►
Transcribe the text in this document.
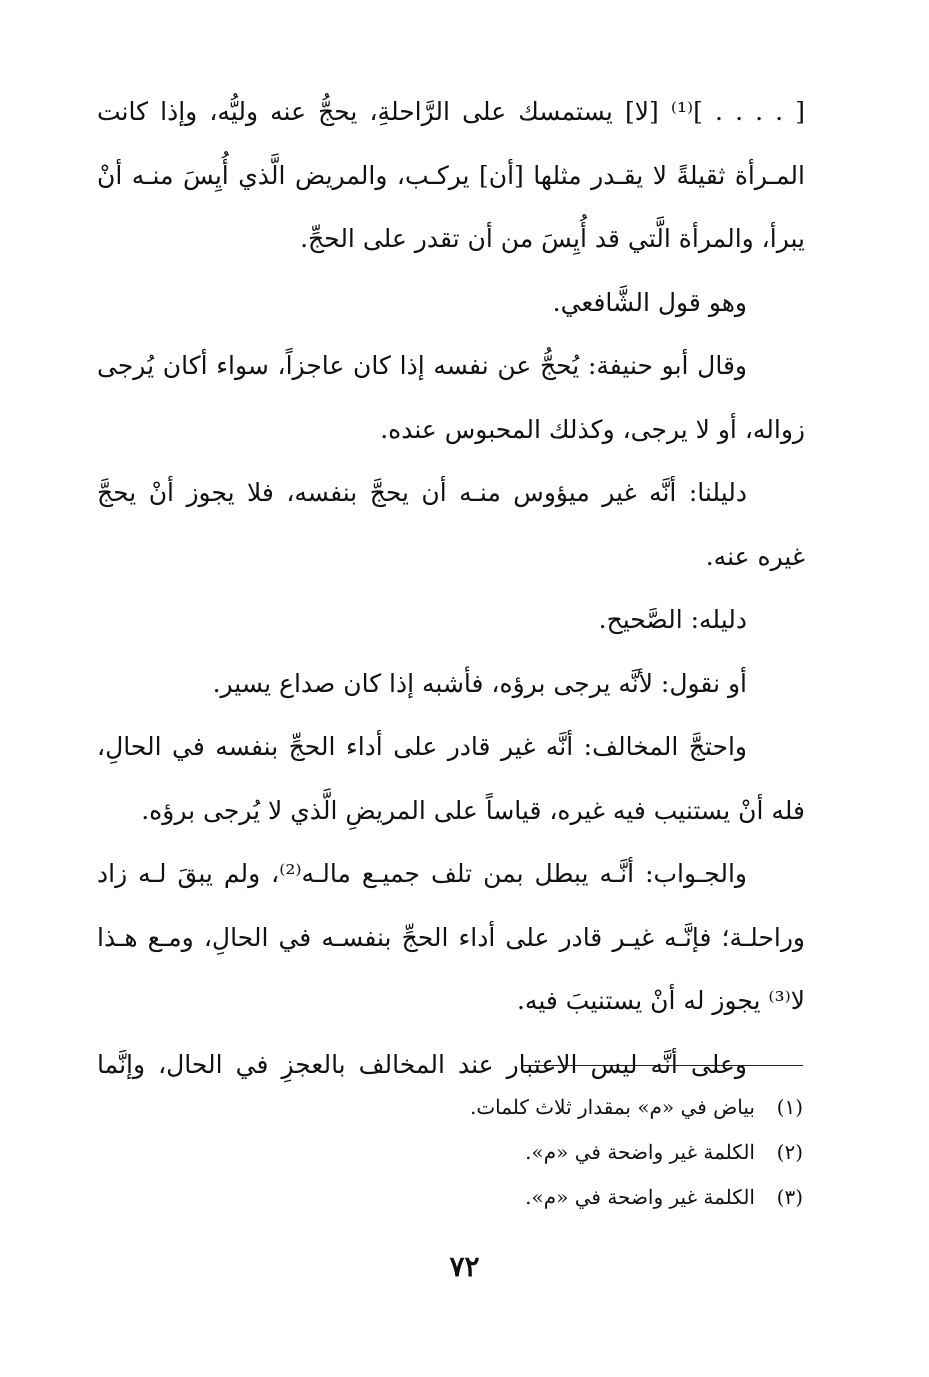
[ . . . . ]⁽¹⁾ [لا] يستمسك على الرَّاحلةِ، يحجُّ عنه وليُّه، وإذا كانت المـرأة ثقيلةً لا يقـدر مثلها [أن] يركـب، والمريض الَّذي أُيِسَ منـه أنْ يبرأ، والمرأة الَّتي قد أُيِسَ من أن تقدر على الحجِّ.

وهو قول الشَّافعي.

وقال أبو حنيفة: يُحجُّ عن نفسه إذا كان عاجزاً، سواء أكان يُرجى زواله، أو لا يرجى، وكذلك المحبوس عنده.

دليلنا: أنَّه غير ميؤوس منـه أن يحجَّ بنفسه، فلا يجوز أنْ يحجَّ غيره عنه.

دليله: الصَّحيح.

أو نقول: لأنَّه يرجى برؤه، فأشبه إذا كان صداع يسير.

واحتجَّ المخالف: أنَّه غير قادر على أداء الحجِّ بنفسه في الحالِ، فله أنْ يستنيب فيه غيره، قياساً على المريضِ الَّذي لا يُرجى برؤه.

والجـواب: أنَّـه يبطل بمن تلف جميـع مالـه⁽²⁾، ولم يبقَ لـه زاد وراحلـة؛ فإنَّـه غيـر قادر على أداء الحجِّ بنفسـه في الحالِ، ومـع هـذا لا⁽³⁾ يجوز له أنْ يستنيبَ فيه.

وعلى أنَّه ليس الاعتبار عند المخالف بالعجزِ في الحال، وإنَّما

(١)
بياض في «م» بمقدار ثلاث كلمات.
(٢)
الكلمة غير واضحة في «م».
(٣)
الكلمة غير واضحة في «م».
٧٢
◄
- Objective:
Take the listing above and restate it word for word, without its pictures.

- Written answer:
Transcribe the text in this document.
[ . . . . ]⁽¹⁾ [لا] يستمسك على الرَّاحلةِ، يحجُّ عنه وليُّه، وإذا كانت المـرأة ثقيلةً لا يقـدر مثلها [أن] يركـب، والمريض الَّذي أُيِسَ منـه أنْ يبرأ، والمرأة الَّتي قد أُيِسَ من أن تقدر على الحجِّ.

وهو قول الشَّافعي.

وقال أبو حنيفة: يُحجُّ عن نفسه إذا كان عاجزاً، سواء أكان يُرجى زواله، أو لا يرجى، وكذلك المحبوس عنده.

دليلنا: أنَّه غير ميؤوس منـه أن يحجَّ بنفسه، فلا يجوز أنْ يحجَّ غيره عنه.

دليله: الصَّحيح.

أو نقول: لأنَّه يرجى برؤه، فأشبه إذا كان صداع يسير.

واحتجَّ المخالف: أنَّه غير قادر على أداء الحجِّ بنفسه في الحالِ، فله أنْ يستنيب فيه غيره، قياساً على المريضِ الَّذي لا يُرجى برؤه.

والجـواب: أنَّـه يبطل بمن تلف جميـع مالـه⁽²⁾، ولم يبقَ لـه زاد وراحلـة؛ فإنَّـه غيـر قادر على أداء الحجِّ بنفسـه في الحالِ، ومـع هـذا لا⁽³⁾ يجوز له أنْ يستنيبَ فيه.

وعلى أنَّه ليس الاعتبار عند المخالف بالعجزِ في الحال، وإنَّما

(١)
بياض في «م» بمقدار ثلاث كلمات.
(٢)
الكلمة غير واضحة في «م».
(٣)
الكلمة غير واضحة في «م».
٧٢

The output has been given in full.